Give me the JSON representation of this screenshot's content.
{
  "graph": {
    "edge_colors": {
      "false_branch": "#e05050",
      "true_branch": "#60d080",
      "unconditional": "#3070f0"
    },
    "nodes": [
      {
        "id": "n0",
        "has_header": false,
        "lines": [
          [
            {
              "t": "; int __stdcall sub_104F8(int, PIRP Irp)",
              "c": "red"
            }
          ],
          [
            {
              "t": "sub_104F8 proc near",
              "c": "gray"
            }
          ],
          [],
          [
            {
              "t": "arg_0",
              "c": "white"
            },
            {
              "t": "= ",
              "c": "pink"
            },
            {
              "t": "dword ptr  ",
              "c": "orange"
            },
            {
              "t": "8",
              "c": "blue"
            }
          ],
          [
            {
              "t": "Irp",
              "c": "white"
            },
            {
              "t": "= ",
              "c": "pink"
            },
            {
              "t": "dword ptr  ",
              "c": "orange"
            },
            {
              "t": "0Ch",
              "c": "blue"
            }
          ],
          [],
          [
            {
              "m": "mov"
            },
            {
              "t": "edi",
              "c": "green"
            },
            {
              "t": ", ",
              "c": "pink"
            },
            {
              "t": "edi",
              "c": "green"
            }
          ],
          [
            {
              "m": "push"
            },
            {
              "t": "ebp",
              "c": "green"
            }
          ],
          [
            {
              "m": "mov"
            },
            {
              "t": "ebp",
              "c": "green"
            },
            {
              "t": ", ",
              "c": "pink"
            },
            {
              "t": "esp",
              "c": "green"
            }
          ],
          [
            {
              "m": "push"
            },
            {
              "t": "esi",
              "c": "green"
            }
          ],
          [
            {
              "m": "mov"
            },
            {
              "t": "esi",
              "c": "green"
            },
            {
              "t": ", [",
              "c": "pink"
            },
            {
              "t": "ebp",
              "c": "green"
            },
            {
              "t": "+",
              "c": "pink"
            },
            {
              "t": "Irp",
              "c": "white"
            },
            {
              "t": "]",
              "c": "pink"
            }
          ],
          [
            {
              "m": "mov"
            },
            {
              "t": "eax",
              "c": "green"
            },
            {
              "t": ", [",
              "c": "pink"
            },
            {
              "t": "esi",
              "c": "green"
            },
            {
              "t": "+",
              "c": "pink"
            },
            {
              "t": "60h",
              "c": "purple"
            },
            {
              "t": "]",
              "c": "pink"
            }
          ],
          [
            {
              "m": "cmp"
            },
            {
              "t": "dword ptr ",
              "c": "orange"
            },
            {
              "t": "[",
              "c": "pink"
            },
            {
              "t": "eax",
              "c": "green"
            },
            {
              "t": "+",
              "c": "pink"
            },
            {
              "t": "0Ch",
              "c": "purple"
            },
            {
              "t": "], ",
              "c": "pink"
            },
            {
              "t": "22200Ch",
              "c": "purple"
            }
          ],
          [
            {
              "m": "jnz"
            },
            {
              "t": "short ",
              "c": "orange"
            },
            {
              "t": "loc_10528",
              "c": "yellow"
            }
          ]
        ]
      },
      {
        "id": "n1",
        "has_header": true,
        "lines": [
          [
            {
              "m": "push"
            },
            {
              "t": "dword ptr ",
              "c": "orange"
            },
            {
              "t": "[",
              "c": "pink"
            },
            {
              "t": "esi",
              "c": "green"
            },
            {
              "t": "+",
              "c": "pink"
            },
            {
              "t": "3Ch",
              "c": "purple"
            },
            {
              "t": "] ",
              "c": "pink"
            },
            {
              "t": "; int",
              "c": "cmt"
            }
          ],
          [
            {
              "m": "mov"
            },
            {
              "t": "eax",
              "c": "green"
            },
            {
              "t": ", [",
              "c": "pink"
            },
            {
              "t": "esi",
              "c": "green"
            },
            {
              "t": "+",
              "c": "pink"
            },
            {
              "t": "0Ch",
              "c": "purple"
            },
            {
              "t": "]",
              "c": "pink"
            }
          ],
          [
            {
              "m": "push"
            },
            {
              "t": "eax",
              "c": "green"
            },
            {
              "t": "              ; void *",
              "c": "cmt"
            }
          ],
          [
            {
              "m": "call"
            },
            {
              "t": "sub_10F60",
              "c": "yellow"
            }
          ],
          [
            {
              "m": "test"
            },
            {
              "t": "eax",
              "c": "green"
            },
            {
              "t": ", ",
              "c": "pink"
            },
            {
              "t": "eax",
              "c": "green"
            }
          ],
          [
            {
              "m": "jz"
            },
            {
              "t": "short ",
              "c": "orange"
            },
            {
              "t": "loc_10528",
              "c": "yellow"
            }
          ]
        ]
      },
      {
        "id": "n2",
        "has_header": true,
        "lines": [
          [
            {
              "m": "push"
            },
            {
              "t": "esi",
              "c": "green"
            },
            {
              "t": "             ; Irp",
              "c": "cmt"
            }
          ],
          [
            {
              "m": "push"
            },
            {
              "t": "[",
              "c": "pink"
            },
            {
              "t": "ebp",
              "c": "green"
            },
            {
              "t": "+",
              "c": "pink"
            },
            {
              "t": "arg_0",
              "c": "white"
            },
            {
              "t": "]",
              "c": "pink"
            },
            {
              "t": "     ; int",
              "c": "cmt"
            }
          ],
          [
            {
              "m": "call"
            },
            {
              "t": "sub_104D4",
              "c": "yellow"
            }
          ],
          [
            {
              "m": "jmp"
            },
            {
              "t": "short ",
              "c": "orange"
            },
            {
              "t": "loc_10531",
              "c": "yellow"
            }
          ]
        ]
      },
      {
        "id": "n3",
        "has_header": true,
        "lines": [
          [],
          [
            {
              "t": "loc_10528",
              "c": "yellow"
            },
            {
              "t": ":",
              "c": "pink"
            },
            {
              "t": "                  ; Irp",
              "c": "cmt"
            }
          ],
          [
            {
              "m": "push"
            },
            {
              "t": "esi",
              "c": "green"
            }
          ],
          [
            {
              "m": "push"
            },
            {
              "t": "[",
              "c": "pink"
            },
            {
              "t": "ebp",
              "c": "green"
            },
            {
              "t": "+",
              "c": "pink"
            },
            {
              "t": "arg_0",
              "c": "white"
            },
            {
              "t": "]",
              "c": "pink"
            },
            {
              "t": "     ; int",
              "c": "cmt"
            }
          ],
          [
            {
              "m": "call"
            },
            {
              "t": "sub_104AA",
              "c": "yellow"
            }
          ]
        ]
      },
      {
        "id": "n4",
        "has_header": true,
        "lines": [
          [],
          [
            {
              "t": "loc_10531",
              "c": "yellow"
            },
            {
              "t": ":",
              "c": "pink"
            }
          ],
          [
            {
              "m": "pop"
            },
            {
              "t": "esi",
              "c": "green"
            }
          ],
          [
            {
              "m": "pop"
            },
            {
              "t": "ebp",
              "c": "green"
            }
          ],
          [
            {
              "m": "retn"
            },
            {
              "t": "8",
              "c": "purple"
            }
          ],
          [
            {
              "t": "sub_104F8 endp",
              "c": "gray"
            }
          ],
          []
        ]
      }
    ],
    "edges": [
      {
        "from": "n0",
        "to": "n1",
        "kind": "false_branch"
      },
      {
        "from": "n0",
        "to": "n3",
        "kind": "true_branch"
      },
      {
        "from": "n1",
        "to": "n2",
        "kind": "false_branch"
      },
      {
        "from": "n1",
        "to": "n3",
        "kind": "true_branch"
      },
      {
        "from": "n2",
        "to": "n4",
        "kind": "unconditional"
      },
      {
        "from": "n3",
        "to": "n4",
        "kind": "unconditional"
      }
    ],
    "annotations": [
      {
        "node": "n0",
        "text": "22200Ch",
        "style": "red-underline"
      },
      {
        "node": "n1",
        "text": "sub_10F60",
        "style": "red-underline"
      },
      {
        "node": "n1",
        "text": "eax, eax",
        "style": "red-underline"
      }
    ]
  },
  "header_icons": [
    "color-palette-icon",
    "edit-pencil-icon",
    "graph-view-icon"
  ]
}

> What the task asks
Working from the material above, retype it in its entirety without change.

> Complete answer
Give me the JSON representation of this screenshot's content.
{
  "graph": {
    "edge_colors": {
      "false_branch": "#e05050",
      "true_branch": "#60d080",
      "unconditional": "#3070f0"
    },
    "nodes": [
      {
        "id": "n0",
        "has_header": false,
        "lines": [
          [
            {
              "t": "; int __stdcall sub_104F8(int, PIRP Irp)",
              "c": "red"
            }
          ],
          [
            {
              "t": "sub_104F8 proc near",
              "c": "gray"
            }
          ],
          [],
          [
            {
              "t": "arg_0",
              "c": "white"
            },
            {
              "t": "= ",
              "c": "pink"
            },
            {
              "t": "dword ptr  ",
              "c": "orange"
            },
            {
              "t": "8",
              "c": "blue"
            }
          ],
          [
            {
              "t": "Irp",
              "c": "white"
            },
            {
              "t": "= ",
              "c": "pink"
            },
            {
              "t": "dword ptr  ",
              "c": "orange"
            },
            {
              "t": "0Ch",
              "c": "blue"
            }
          ],
          [],
          [
            {
              "m": "mov"
            },
            {
              "t": "edi",
              "c": "green"
            },
            {
              "t": ", ",
              "c": "pink"
            },
            {
              "t": "edi",
              "c": "green"
            }
          ],
          [
            {
              "m": "push"
            },
            {
              "t": "ebp",
              "c": "green"
            }
          ],
          [
            {
              "m": "mov"
            },
            {
              "t": "ebp",
              "c": "green"
            },
            {
              "t": ", ",
              "c": "pink"
            },
            {
              "t": "esp",
              "c": "green"
            }
          ],
          [
            {
              "m": "push"
            },
            {
              "t": "esi",
              "c": "green"
            }
          ],
          [
            {
              "m": "mov"
            },
            {
              "t": "esi",
              "c": "green"
            },
            {
              "t": ", [",
              "c": "pink"
            },
            {
              "t": "ebp",
              "c": "green"
            },
            {
              "t": "+",
              "c": "pink"
            },
            {
              "t": "Irp",
              "c": "white"
            },
            {
              "t": "]",
              "c": "pink"
            }
          ],
          [
            {
              "m": "mov"
            },
            {
              "t": "eax",
              "c": "green"
            },
            {
              "t": ", [",
              "c": "pink"
            },
            {
              "t": "esi",
              "c": "green"
            },
            {
              "t": "+",
              "c": "pink"
            },
            {
              "t": "60h",
              "c": "purple"
            },
            {
              "t": "]",
              "c": "pink"
            }
          ],
          [
            {
              "m": "cmp"
            },
            {
              "t": "dword ptr ",
              "c": "orange"
            },
            {
              "t": "[",
              "c": "pink"
            },
            {
              "t": "eax",
              "c": "green"
            },
            {
              "t": "+",
              "c": "pink"
            },
            {
              "t": "0Ch",
              "c": "purple"
            },
            {
              "t": "], ",
              "c": "pink"
            },
            {
              "t": "22200Ch",
              "c": "purple"
            }
          ],
          [
            {
              "m": "jnz"
            },
            {
              "t": "short ",
              "c": "orange"
            },
            {
              "t": "loc_10528",
              "c": "yellow"
            }
          ]
        ]
      },
      {
        "id": "n1",
        "has_header": true,
        "lines": [
          [
            {
              "m": "push"
            },
            {
              "t": "dword ptr ",
              "c": "orange"
            },
            {
              "t": "[",
              "c": "pink"
            },
            {
              "t": "esi",
              "c": "green"
            },
            {
              "t": "+",
              "c": "pink"
            },
            {
              "t": "3Ch",
              "c": "purple"
            },
            {
              "t": "] ",
              "c": "pink"
            },
            {
              "t": "; int",
              "c": "cmt"
            }
          ],
          [
            {
              "m": "mov"
            },
            {
              "t": "eax",
              "c": "green"
            },
            {
              "t": ", [",
              "c": "pink"
            },
            {
              "t": "esi",
              "c": "green"
            },
            {
              "t": "+",
              "c": "pink"
            },
            {
              "t": "0Ch",
              "c": "purple"
            },
            {
              "t": "]",
              "c": "pink"
            }
          ],
          [
            {
              "m": "push"
            },
            {
              "t": "eax",
              "c": "green"
            },
            {
              "t": "              ; void *",
              "c": "cmt"
            }
          ],
          [
            {
              "m": "call"
            },
            {
              "t": "sub_10F60",
              "c": "yellow"
            }
          ],
          [
            {
              "m": "test"
            },
            {
              "t": "eax",
              "c": "green"
            },
            {
              "t": ", ",
              "c": "pink"
            },
            {
              "t": "eax",
              "c": "green"
            }
          ],
          [
            {
              "m": "jz"
            },
            {
              "t": "short ",
              "c": "orange"
            },
            {
              "t": "loc_10528",
              "c": "yellow"
            }
          ]
        ]
      },
      {
        "id": "n2",
        "has_header": true,
        "lines": [
          [
            {
              "m": "push"
            },
            {
              "t": "esi",
              "c": "green"
            },
            {
              "t": "             ; Irp",
              "c": "cmt"
            }
          ],
          [
            {
              "m": "push"
            },
            {
              "t": "[",
              "c": "pink"
            },
            {
              "t": "ebp",
              "c": "green"
            },
            {
              "t": "+",
              "c": "pink"
            },
            {
              "t": "arg_0",
              "c": "white"
            },
            {
              "t": "]",
              "c": "pink"
            },
            {
              "t": "     ; int",
              "c": "cmt"
            }
          ],
          [
            {
              "m": "call"
            },
            {
              "t": "sub_104D4",
              "c": "yellow"
            }
          ],
          [
            {
              "m": "jmp"
            },
            {
              "t": "short ",
              "c": "orange"
            },
            {
              "t": "loc_10531",
              "c": "yellow"
            }
          ]
        ]
      },
      {
        "id": "n3",
        "has_header": true,
        "lines": [
          [],
          [
            {
              "t": "loc_10528",
              "c": "yellow"
            },
            {
              "t": ":",
              "c": "pink"
            },
            {
              "t": "                  ; Irp",
              "c": "cmt"
            }
          ],
          [
            {
              "m": "push"
            },
            {
              "t": "esi",
              "c": "green"
            }
          ],
          [
            {
              "m": "push"
            },
            {
              "t": "[",
              "c": "pink"
            },
            {
              "t": "ebp",
              "c": "green"
            },
            {
              "t": "+",
              "c": "pink"
            },
            {
              "t": "arg_0",
              "c": "white"
            },
            {
              "t": "]",
              "c": "pink"
            },
            {
              "t": "     ; int",
              "c": "cmt"
            }
          ],
          [
            {
              "m": "call"
            },
            {
              "t": "sub_104AA",
              "c": "yellow"
            }
          ]
        ]
      },
      {
        "id": "n4",
        "has_header": true,
        "lines": [
          [],
          [
            {
              "t": "loc_10531",
              "c": "yellow"
            },
            {
              "t": ":",
              "c": "pink"
            }
          ],
          [
            {
              "m": "pop"
            },
            {
              "t": "esi",
              "c": "green"
            }
          ],
          [
            {
              "m": "pop"
            },
            {
              "t": "ebp",
              "c": "green"
            }
          ],
          [
            {
              "m": "retn"
            },
            {
              "t": "8",
              "c": "purple"
            }
          ],
          [
            {
              "t": "sub_104F8 endp",
              "c": "gray"
            }
          ],
          []
        ]
      }
    ],
    "edges": [
      {
        "from": "n0",
        "to": "n1",
        "kind": "false_branch"
      },
      {
        "from": "n0",
        "to": "n3",
        "kind": "true_branch"
      },
      {
        "from": "n1",
        "to": "n2",
        "kind": "false_branch"
      },
      {
        "from": "n1",
        "to": "n3",
        "kind": "true_branch"
      },
      {
        "from": "n2",
        "to": "n4",
        "kind": "unconditional"
      },
      {
        "from": "n3",
        "to": "n4",
        "kind": "unconditional"
      }
    ],
    "annotations": [
      {
        "node": "n0",
        "text": "22200Ch",
        "style": "red-underline"
      },
      {
        "node": "n1",
        "text": "sub_10F60",
        "style": "red-underline"
      },
      {
        "node": "n1",
        "text": "eax, eax",
        "style": "red-underline"
      }
    ]
  },
  "header_icons": [
    "color-palette-icon",
    "edit-pencil-icon",
    "graph-view-icon"
  ]
}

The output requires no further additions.